**Fragmento del texto**
El gol de Iniesta. Aquel “Pedrooooo” de Penélope Cruz en la gala de los Óscar del 2000. El pendiente perdido de La Faraona o ese “yo he venido a hablar de mi libro” espetado por Francisco Umbral.
Son hitos que forman parte de la memoria de los españoles; como si estos momentos recogieran de algún modo lo que somos, nuestra esencia. A esa lista, yo también añado la voz de Pepe Sacristán. Porque él lo vale.
Parece que las novelas de Miguel Delibes estaban hechas para ser representadas en el teatro. Y triunfar, por supuesto. Ya lo vimos en su momento con Lola Herrera y sus “Cinco horas con Mario” – porque son sus cinco horas con Mario – que ha interpretado desde 1979 hasta 2022. También se han llevado al teatro otras novelas como “La hoja roja” o “Las guerras de nuestros antepasados”, que se estrenará en el Bellas Artes en febrero de 2023. En “Señora de rojo sobre fondo gris” también se recoge la muerte, la soledad, la memoria sentimental, el paso del tiempo, las cosas que se quedaron por decir a quien ya no está y el amor como el sentimiento más puro. El texto nace como un recuerdo y un homenaje póstumo a la mujer del escritor que Sacristán sabe reconocer, valorar y engrandecer. No en vano, el propio Sacristán fue amigo del escritor y éste le concedió los derechos para versionar la obra. Al final del monólogo, tras los aplausos correspondientes totalmente merecidos, cae un solemne “en honor de Ángeles de Castro, puesto que, sin ella, sin su aliento, sin sus ánimos, no conoceríamos muchas de las obras de Delibes”.
Tal y como comentó el escritor en su momento, aquella mujer sensacional fallecida de un tumor cerebral a los 51 años y que, con su sola presencia, aligeraba la pesadumbre de vivir, fue su mitad.
Estamos en 1975, Nicolás es un pintor prestigioso en plena crisis creativa. Consumido por la tristeza y el estrés por la incapacidad de pintar y de que acudan los ángeles (las musas), evoca recuerdos tristes de su vida. Por un lado, la detención de su hija y su yerno por motivos políticos. Por otro lado, la enfermedad y la muerte de su mujer, Ana, que le hace abandonar la pintura, descomponerse y preguntarse cómo va a vivir a partir de ahora. ¿Cómo se combate la soledad, la pesadumbre, el abandono?

**Actividad 1**
Copia el pasaje del texto sobre la obra de Delibes que va desde "Tal y como comentó" hasta "pesadumbre, el abandono?", ambos incluidos, y cambia "Nicolás" por "Tomás".
**Actividad 2**
Continúa el texto sobre la obra de Delibes a partir de su última frase.

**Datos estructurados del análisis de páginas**
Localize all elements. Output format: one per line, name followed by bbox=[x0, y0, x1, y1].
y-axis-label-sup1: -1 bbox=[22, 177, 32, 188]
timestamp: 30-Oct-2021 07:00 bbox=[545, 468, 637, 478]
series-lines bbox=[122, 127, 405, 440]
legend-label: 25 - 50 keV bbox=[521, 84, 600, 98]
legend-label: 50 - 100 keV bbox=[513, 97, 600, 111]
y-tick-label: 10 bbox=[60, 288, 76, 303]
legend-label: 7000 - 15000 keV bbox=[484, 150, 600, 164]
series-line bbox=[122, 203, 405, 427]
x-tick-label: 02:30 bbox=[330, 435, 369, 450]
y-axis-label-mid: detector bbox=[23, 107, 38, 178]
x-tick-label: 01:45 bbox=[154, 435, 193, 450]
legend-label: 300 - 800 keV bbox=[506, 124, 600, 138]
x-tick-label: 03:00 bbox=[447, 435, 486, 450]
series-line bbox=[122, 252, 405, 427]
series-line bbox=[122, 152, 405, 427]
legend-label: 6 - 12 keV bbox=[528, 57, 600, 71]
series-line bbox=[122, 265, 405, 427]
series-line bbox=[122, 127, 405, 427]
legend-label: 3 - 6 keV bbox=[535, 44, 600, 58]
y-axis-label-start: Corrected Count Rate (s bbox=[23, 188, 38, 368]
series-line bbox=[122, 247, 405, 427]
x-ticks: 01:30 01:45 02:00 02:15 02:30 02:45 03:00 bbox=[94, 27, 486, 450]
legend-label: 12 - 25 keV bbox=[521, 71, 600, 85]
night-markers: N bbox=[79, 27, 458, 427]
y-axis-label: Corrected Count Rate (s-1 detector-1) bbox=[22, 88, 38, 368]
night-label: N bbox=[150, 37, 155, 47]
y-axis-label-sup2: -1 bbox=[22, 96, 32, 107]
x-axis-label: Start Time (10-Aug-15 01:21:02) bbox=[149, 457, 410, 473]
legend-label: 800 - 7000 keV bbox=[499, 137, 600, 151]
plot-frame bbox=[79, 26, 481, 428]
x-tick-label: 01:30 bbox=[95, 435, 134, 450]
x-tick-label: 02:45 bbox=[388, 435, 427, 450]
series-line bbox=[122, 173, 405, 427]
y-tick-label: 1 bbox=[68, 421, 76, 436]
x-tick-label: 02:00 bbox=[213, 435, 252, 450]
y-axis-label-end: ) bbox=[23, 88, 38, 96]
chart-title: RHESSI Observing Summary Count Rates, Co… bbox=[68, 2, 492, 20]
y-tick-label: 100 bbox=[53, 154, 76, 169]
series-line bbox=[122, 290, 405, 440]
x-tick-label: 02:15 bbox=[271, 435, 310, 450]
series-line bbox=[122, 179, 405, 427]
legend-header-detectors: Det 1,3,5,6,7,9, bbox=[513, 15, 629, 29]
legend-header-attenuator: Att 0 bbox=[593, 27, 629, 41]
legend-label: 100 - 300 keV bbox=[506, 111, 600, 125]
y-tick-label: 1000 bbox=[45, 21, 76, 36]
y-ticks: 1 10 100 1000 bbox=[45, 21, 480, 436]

**Respuesta del ejercicio 1**
Tal y como comentó el escritor en su momento, aquella mujer sensacional fallecida de un tumor cerebral a los 51 años y que, con su sola presencia, aligeraba la pesadumbre de vivir, fue su mitad.
Estamos en 1975, Tomás es un pintor prestigioso en plena crisis creativa. Consumido por la tristeza y el estrés por la incapacidad de pintar y de que acudan los ángeles (las musas), evoca recuerdos tristes de su vida. Por un lado, la detención de su hija y su yerno por motivos políticos. Por otro lado, la enfermedad y la muerte de su mujer, Ana, que le hace abandonar la pintura, descomponerse y preguntarse cómo va a vivir a partir de ahora. ¿Cómo se combate la soledad, la pesadumbre, el abandono?

**Respuesta del ejercicio 2**
Es curioso cómo un solo actor abarca el escenario por completo y lo llena. No resulta difícil de creer tratándose de un actor que arranca desde la pasión y ha sabido escoger su trabajo en base a la auténtica vocación. ¿Qué diría aquel niño que venía de la tierra de los ajos si se viera a sí mismo ahora sentado desde una butaca? Al trabajar con pasión y desde el buen hacer, se nota que el texto es completamente suyo: las pausas para rellenarse la copa, las miradas al vacío, la modulación de la voz en según qué momentos… Es tan impresionante el talento de este hombre que hasta los silencios los llena, creando en el espectador un cierto desasosiego en compenetración con el ambiente de la obra.
En “Señora de rojo sobre fondo gris” nos encontramos un escenario lúgubre, deshabitado y descuidado. La buhardilla le sirve como refugio para evadirse de sus pesares, si no los llevara dentro y a cuestas. Hay cuadros sin terminar porque los ángeles no acuden – ¿es posible que estén ocupados acunando a alguien? –, el polvo se acumula, las botellas de licor parecen más vacías cada vez y aquella chaise longue de estilo victoriano hace mucho que no siente a dos amantes cobijarse en su tela. Y en el medio de aquel escenario, un hombre solitario con mirada lánguida nos narra sus miedos.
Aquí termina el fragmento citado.